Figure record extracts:
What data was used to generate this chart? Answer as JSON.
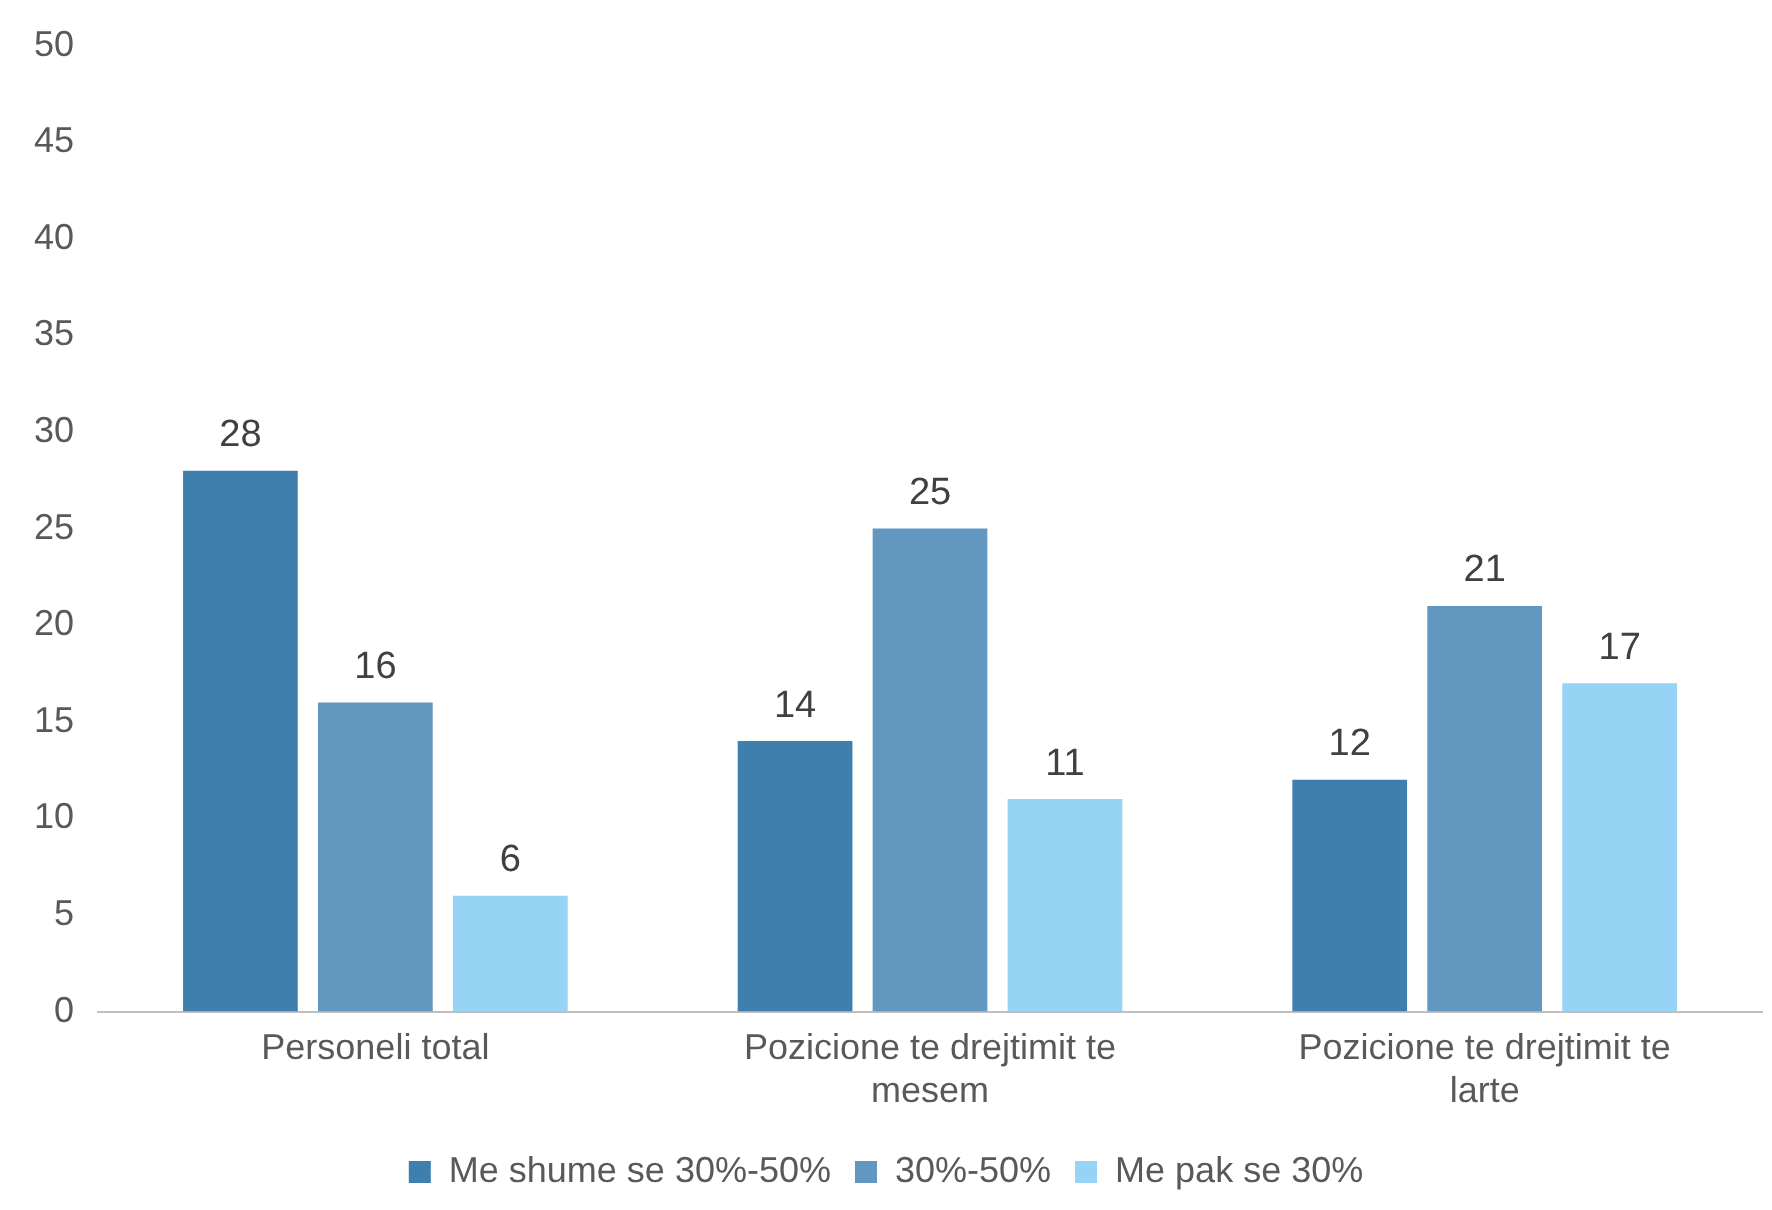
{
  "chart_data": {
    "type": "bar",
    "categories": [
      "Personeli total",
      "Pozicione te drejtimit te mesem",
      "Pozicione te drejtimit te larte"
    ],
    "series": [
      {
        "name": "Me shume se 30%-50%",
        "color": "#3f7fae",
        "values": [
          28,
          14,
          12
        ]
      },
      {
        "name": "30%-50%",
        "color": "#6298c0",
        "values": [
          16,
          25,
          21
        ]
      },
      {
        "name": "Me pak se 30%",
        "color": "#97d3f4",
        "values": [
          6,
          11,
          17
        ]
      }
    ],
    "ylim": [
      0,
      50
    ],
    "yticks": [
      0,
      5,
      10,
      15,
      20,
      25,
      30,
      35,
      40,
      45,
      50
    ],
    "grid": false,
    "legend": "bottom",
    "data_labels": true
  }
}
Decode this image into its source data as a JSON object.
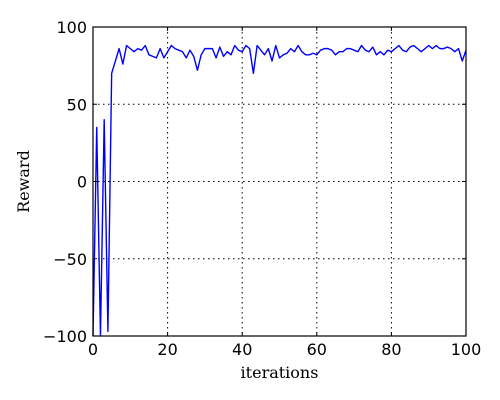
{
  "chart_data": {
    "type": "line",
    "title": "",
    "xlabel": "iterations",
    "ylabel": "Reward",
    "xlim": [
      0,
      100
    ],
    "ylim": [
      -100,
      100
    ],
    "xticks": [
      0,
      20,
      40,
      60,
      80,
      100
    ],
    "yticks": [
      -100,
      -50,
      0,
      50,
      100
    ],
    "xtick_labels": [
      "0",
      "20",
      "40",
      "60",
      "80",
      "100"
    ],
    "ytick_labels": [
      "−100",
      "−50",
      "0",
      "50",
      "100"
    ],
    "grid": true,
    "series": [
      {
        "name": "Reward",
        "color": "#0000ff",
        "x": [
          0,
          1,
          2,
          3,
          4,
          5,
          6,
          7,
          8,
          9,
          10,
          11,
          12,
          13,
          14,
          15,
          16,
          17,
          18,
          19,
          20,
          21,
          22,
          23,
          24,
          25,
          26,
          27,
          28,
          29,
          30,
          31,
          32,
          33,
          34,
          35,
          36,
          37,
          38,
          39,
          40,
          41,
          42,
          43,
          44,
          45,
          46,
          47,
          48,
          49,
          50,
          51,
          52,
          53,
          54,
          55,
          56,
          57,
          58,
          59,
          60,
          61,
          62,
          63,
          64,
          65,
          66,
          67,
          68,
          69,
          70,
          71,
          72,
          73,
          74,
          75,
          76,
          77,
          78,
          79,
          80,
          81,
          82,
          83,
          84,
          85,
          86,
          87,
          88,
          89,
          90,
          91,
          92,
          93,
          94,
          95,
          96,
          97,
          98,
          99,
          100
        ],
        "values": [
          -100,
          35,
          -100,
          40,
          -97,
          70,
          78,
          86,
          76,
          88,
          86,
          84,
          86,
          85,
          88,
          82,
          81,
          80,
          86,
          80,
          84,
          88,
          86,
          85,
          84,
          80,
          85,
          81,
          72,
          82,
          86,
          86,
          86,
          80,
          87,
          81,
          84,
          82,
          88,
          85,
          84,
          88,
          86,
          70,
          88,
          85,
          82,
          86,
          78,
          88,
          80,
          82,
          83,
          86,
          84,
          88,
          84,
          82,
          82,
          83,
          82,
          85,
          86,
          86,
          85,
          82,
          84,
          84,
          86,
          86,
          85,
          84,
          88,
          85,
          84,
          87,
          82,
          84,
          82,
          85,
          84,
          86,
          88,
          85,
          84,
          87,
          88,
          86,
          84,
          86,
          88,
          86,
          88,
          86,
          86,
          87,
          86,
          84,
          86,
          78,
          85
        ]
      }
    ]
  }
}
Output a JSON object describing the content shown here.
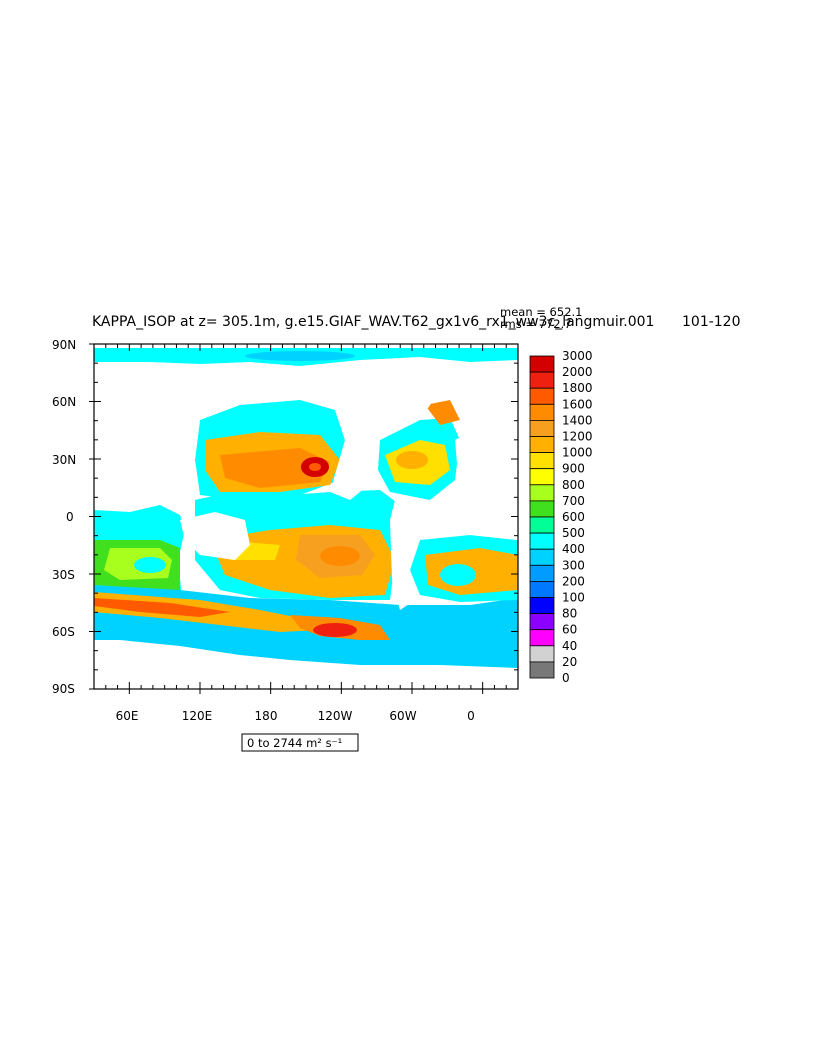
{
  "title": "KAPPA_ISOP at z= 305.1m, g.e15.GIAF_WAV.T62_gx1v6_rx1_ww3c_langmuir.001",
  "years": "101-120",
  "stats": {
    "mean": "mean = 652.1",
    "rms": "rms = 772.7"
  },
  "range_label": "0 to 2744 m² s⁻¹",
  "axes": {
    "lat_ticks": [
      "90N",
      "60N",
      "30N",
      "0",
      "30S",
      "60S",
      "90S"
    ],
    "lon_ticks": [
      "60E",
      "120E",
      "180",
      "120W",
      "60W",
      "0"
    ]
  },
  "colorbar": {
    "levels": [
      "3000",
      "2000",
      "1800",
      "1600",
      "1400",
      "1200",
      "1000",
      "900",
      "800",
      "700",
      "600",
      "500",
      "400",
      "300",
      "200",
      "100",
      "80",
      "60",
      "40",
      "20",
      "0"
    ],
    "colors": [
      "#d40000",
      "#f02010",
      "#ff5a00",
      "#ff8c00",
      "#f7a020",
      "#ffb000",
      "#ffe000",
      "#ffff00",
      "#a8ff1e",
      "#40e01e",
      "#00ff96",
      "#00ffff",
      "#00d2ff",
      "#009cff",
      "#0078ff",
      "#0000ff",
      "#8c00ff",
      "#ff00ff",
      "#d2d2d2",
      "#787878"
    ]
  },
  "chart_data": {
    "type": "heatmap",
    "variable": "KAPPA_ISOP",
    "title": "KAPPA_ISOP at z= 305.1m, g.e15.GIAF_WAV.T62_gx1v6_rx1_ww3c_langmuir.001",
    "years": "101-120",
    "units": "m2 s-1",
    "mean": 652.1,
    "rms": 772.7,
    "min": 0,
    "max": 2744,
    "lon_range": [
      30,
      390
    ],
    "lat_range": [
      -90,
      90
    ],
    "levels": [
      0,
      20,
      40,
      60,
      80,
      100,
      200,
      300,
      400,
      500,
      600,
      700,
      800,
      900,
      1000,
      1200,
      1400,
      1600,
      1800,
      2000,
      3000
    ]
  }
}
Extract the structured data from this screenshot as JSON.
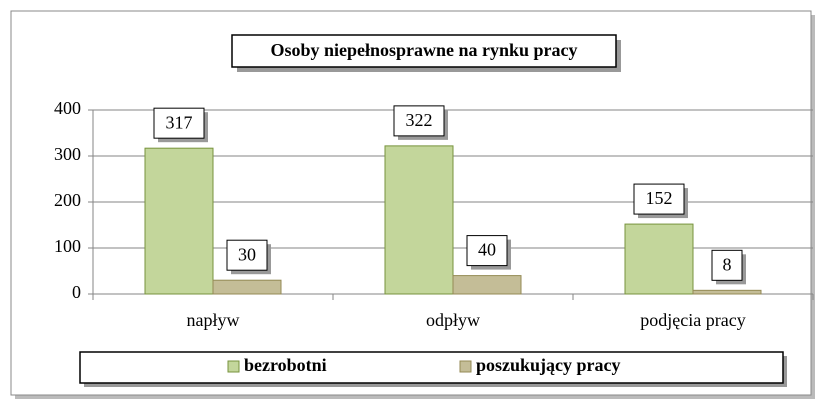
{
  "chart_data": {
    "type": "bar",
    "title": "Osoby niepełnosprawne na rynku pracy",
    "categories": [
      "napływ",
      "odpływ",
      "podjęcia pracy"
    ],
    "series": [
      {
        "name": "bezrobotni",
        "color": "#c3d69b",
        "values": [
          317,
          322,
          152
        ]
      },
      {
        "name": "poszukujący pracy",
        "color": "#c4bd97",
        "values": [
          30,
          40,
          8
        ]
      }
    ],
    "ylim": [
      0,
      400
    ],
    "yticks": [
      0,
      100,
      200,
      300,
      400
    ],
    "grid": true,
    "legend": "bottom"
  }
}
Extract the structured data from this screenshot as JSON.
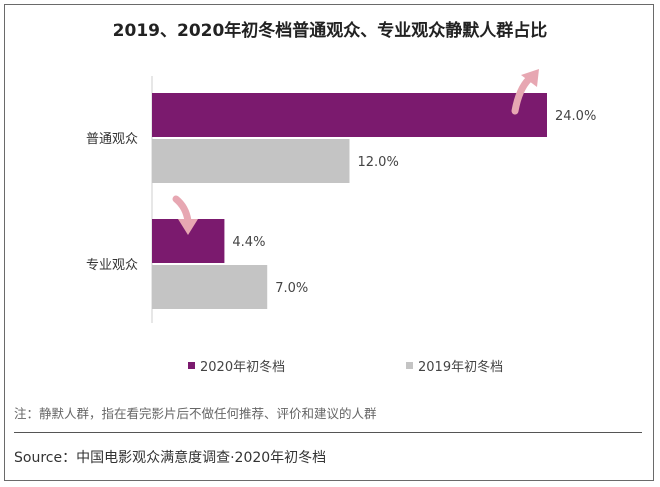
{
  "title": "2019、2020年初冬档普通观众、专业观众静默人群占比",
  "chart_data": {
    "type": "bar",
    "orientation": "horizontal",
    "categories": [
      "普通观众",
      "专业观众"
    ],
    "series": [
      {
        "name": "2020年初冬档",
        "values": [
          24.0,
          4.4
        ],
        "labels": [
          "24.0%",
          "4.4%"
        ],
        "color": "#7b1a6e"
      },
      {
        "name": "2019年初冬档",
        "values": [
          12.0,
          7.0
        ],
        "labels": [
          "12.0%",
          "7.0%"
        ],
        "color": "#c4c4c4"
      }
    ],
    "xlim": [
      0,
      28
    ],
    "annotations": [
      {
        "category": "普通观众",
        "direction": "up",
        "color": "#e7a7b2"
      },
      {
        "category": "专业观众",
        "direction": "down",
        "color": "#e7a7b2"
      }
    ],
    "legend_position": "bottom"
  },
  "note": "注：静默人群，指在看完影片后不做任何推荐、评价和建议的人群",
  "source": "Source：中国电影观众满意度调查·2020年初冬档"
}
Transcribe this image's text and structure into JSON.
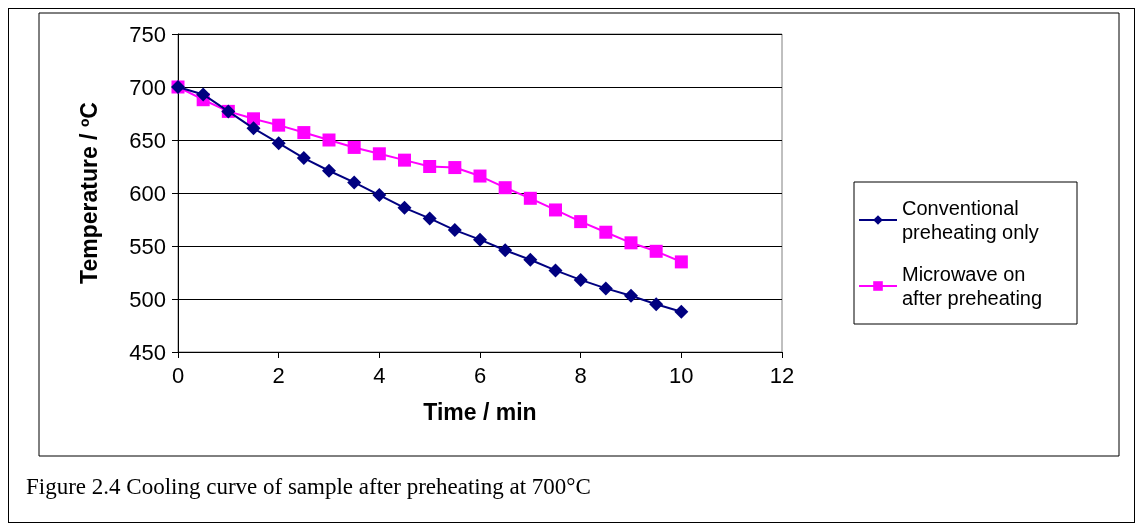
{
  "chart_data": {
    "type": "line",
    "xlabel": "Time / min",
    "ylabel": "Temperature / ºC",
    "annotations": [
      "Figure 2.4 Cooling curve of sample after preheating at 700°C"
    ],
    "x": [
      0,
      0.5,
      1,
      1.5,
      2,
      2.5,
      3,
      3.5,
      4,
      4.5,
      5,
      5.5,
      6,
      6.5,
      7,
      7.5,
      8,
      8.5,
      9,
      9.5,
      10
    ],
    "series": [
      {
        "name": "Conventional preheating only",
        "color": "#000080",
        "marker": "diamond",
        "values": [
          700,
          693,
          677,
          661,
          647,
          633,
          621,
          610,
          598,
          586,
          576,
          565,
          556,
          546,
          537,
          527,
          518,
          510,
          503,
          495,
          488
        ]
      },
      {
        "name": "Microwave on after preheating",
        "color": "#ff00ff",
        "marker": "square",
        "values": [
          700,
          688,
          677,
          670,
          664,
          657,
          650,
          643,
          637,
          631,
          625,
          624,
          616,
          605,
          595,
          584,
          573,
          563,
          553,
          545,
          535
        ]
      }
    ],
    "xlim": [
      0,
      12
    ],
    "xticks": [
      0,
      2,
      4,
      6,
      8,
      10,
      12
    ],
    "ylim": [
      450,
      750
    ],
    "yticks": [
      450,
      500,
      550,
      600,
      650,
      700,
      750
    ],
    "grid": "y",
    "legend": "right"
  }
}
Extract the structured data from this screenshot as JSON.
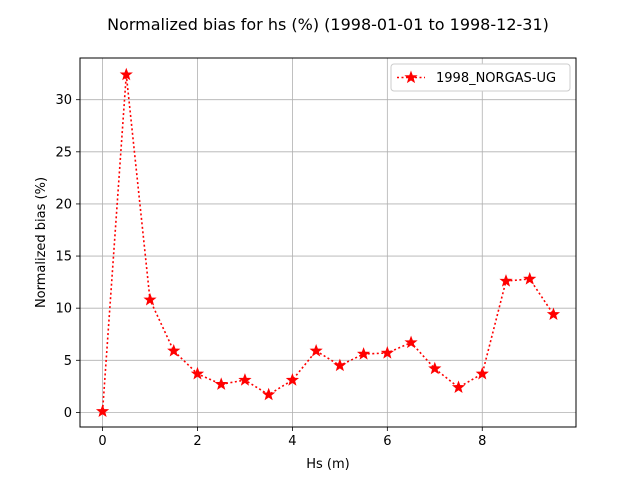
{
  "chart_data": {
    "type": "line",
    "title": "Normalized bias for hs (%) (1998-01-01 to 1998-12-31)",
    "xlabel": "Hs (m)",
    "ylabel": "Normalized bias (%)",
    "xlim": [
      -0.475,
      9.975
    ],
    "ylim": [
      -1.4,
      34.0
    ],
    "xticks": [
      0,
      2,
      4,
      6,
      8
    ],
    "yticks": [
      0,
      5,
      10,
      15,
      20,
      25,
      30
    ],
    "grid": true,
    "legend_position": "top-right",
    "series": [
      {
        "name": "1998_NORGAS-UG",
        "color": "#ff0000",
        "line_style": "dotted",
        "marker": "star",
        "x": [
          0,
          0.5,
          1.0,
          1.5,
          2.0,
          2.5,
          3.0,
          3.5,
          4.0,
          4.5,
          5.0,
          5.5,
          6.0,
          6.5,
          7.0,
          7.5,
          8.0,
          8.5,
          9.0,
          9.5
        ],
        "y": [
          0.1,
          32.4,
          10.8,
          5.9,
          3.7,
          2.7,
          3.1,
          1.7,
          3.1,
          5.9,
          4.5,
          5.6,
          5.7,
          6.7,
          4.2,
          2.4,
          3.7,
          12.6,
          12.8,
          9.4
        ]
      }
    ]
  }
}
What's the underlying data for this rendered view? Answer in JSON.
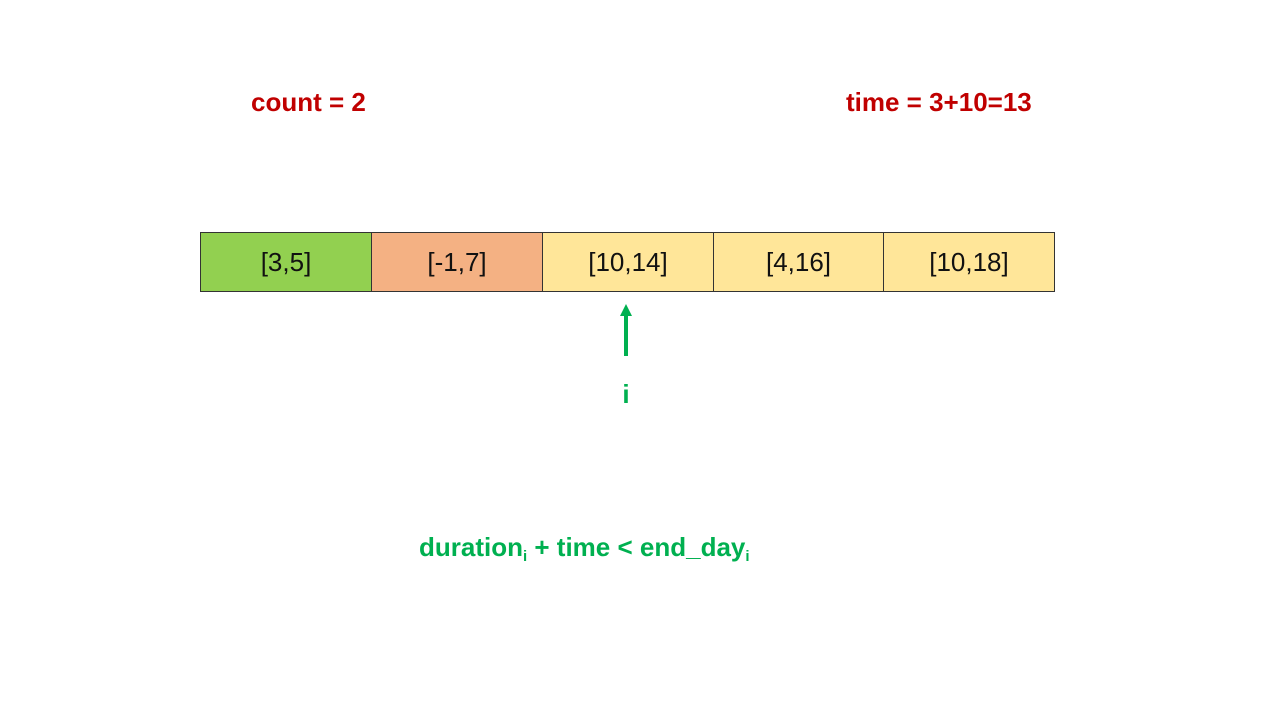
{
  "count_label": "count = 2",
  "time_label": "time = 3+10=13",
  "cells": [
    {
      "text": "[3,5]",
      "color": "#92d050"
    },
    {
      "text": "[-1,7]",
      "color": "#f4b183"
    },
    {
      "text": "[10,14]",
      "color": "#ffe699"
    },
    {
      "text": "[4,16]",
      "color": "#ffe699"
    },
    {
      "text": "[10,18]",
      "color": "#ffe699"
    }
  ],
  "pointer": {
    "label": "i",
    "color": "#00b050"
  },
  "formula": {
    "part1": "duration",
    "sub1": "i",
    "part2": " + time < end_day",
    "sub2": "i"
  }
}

| REQUEST |
Take the line containing "What's the underlying" and every line after it up to the end of the entries, and quote them exactly. Both ends count; the pictures do not.

| FINISHED ANSWER |
What's the underlying data for this rendered view? Answer in JSON.
{
  "count_label": "count = 2",
  "time_label": "time = 3+10=13",
  "cells": [
    {
      "text": "[3,5]",
      "color": "#92d050"
    },
    {
      "text": "[-1,7]",
      "color": "#f4b183"
    },
    {
      "text": "[10,14]",
      "color": "#ffe699"
    },
    {
      "text": "[4,16]",
      "color": "#ffe699"
    },
    {
      "text": "[10,18]",
      "color": "#ffe699"
    }
  ],
  "pointer": {
    "label": "i",
    "color": "#00b050"
  },
  "formula": {
    "part1": "duration",
    "sub1": "i",
    "part2": " + time < end_day",
    "sub2": "i"
  }
}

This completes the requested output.